Copy everything in the data below exactly except the pictures.

[BEGIN GIVEN INFORMATION]

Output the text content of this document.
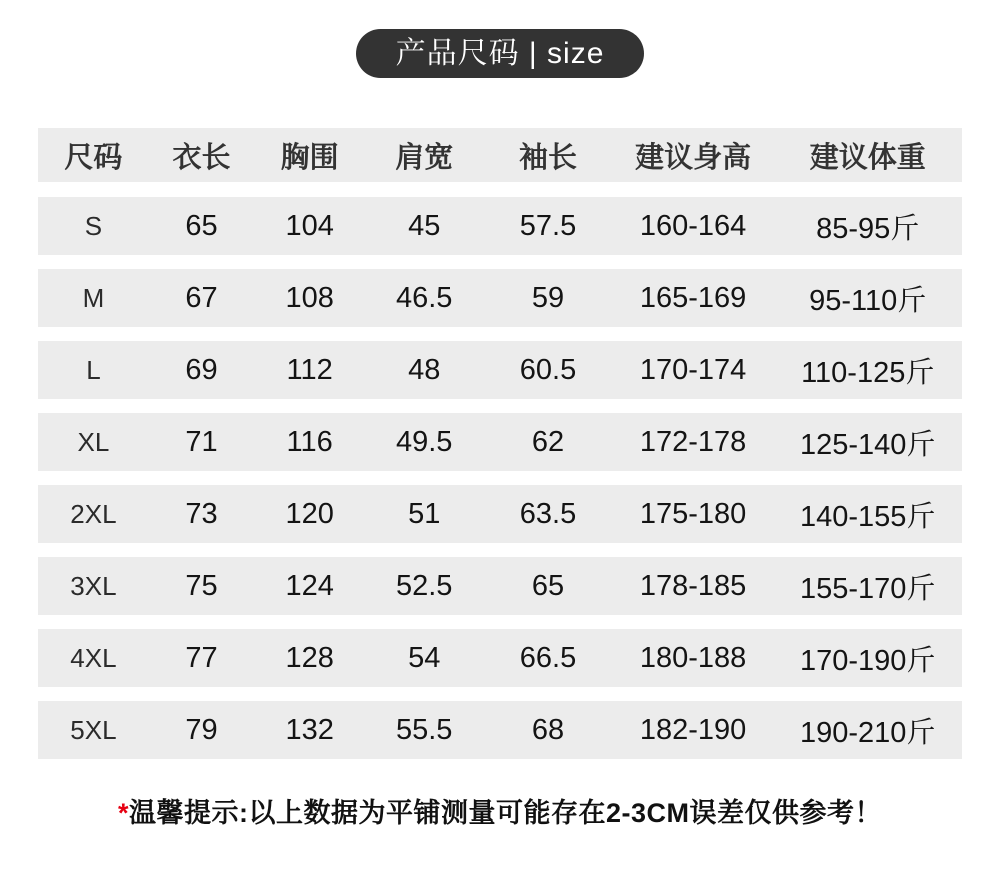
产品尺码 | size
尺码	衣长	胸围	肩宽	袖长	建议身高	建议体重
S	65	104	45	57.5	160-164	85-95斤
M	67	108	46.5	59	165-169	95-110斤
L	69	112	48	60.5	170-174	110-125斤
XL	71	116	49.5	62	172-178	125-140斤
2XL	73	120	51	63.5	175-180	140-155斤
3XL	75	124	52.5	65	178-185	155-170斤
4XL	77	128	54	66.5	180-188	170-190斤
5XL	79	132	55.5	68	182-190	190-210斤
*温馨提示:以上数据为平铺测量可能存在2-3CM误差仅供参考！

[END GIVEN INFORMATION]

RESULT ->
Output the text content of this document.
产品尺码 | size
尺码	衣长	胸围	肩宽	袖长	建议身高	建议体重
S	65	104	45	57.5	160-164	85-95斤
M	67	108	46.5	59	165-169	95-110斤
L	69	112	48	60.5	170-174	110-125斤
XL	71	116	49.5	62	172-178	125-140斤
2XL	73	120	51	63.5	175-180	140-155斤
3XL	75	124	52.5	65	178-185	155-170斤
4XL	77	128	54	66.5	180-188	170-190斤
5XL	79	132	55.5	68	182-190	190-210斤
*温馨提示:以上数据为平铺测量可能存在2-3CM误差仅供参考！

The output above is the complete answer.